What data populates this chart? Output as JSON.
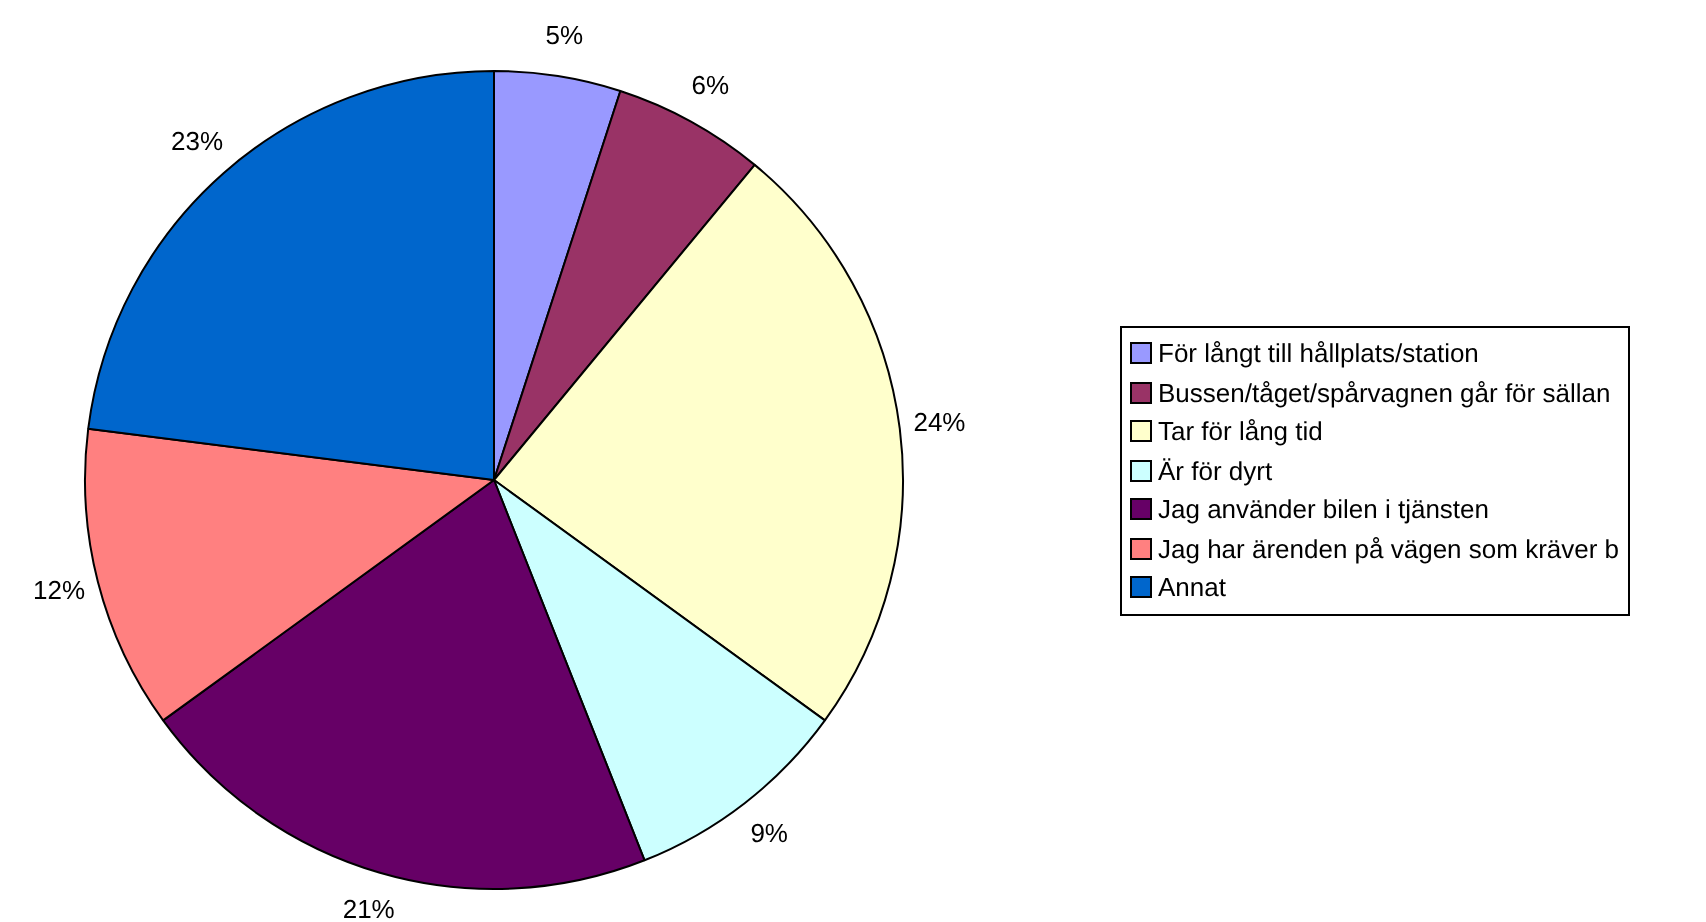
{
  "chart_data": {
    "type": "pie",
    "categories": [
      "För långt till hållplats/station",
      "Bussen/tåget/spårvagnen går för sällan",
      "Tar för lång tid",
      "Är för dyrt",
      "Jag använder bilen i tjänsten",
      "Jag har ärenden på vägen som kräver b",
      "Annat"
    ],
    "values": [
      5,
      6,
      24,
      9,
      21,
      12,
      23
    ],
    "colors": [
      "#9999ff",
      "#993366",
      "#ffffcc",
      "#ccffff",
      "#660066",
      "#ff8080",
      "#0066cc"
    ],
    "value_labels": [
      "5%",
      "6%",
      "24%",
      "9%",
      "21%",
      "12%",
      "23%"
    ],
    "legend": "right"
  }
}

**********

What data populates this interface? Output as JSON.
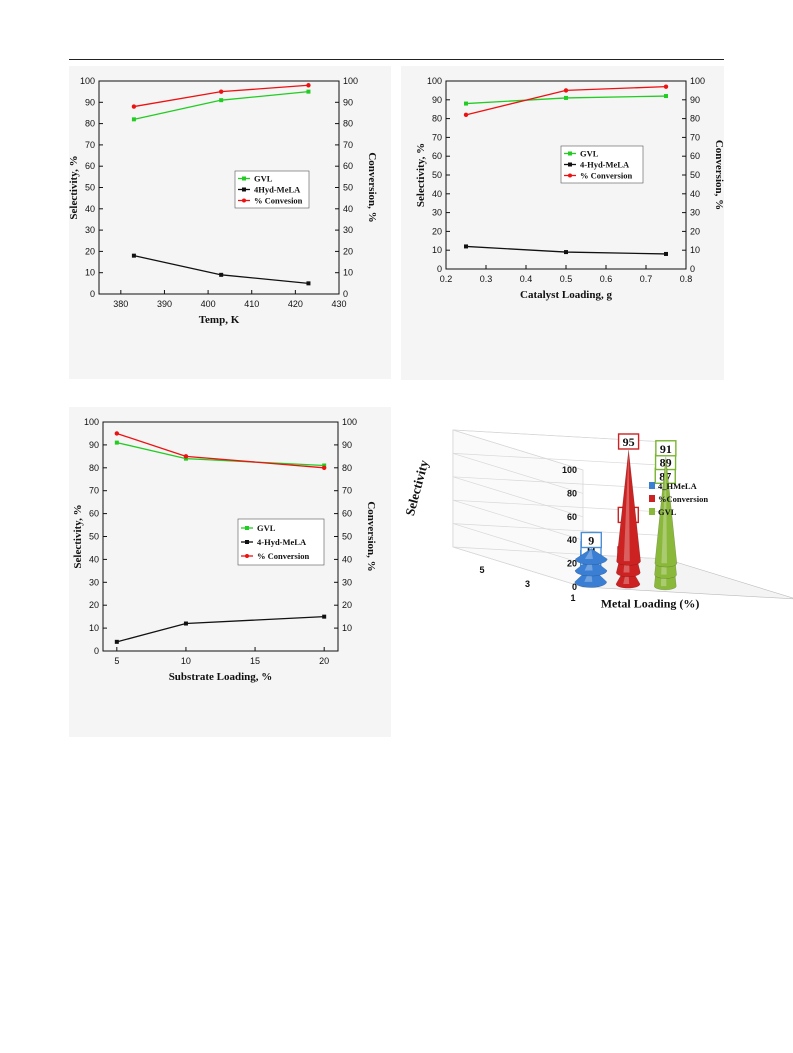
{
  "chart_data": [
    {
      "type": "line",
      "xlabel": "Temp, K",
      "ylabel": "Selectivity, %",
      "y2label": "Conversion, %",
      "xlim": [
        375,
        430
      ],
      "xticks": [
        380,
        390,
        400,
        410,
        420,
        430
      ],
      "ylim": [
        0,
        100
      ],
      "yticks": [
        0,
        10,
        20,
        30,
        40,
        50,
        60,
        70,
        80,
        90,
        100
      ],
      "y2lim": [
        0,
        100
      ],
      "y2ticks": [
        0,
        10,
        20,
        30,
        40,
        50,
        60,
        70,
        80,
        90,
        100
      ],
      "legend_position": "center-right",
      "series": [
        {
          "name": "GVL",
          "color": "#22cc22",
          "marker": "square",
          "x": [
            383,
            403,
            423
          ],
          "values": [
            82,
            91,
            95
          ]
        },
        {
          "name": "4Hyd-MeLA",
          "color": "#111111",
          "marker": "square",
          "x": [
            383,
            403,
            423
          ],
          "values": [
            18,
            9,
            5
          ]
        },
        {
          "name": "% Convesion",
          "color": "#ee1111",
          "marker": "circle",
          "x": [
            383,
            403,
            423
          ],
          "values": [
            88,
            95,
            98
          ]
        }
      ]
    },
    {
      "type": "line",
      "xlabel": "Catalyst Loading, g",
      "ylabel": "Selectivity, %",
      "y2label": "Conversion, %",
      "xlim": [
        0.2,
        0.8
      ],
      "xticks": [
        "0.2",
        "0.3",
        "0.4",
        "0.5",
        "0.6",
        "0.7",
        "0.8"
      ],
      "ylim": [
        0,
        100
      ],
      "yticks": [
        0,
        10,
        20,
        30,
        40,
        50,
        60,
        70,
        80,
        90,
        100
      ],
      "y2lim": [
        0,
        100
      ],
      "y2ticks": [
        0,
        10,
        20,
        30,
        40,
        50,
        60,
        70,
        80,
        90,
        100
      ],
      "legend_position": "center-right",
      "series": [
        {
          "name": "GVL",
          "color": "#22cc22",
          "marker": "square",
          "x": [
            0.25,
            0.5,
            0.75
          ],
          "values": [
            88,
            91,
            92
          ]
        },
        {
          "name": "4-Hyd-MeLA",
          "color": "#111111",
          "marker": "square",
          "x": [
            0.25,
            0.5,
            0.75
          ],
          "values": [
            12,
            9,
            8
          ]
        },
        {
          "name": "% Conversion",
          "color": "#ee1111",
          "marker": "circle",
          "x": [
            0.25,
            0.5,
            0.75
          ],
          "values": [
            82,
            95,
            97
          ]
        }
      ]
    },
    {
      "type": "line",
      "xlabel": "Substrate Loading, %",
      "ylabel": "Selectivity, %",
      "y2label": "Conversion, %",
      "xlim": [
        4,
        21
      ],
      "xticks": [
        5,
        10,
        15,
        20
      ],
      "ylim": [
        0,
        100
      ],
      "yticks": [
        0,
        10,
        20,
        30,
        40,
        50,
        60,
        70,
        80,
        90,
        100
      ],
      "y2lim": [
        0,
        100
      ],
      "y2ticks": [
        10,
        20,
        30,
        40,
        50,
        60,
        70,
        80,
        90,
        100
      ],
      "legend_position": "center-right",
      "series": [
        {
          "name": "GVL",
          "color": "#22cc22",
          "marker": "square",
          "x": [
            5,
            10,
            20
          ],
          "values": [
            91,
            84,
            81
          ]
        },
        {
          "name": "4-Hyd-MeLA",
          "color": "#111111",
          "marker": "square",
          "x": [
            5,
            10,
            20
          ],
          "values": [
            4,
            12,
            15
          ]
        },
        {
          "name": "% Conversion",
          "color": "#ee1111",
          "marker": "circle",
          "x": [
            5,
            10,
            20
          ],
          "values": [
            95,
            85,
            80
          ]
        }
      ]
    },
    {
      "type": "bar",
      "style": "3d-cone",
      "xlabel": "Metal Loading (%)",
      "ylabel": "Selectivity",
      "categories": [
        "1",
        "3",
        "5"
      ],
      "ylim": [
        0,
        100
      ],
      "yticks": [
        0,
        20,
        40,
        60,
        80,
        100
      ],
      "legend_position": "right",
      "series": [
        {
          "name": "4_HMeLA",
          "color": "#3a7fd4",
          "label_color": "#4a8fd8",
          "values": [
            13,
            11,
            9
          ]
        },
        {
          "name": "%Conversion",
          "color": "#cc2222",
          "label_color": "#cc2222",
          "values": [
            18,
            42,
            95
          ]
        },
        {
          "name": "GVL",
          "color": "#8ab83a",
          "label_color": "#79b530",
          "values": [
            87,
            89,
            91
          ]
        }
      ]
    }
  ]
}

**********

- _SET PROBLEM_
Gather all lines from the listing above in which "Loading" occurs.

- _IN RESPONSE_
      "xlabel": "Catalyst Loading, g",
      "xlabel": "Substrate Loading, %",
      "xlabel": "Metal Loading (%)",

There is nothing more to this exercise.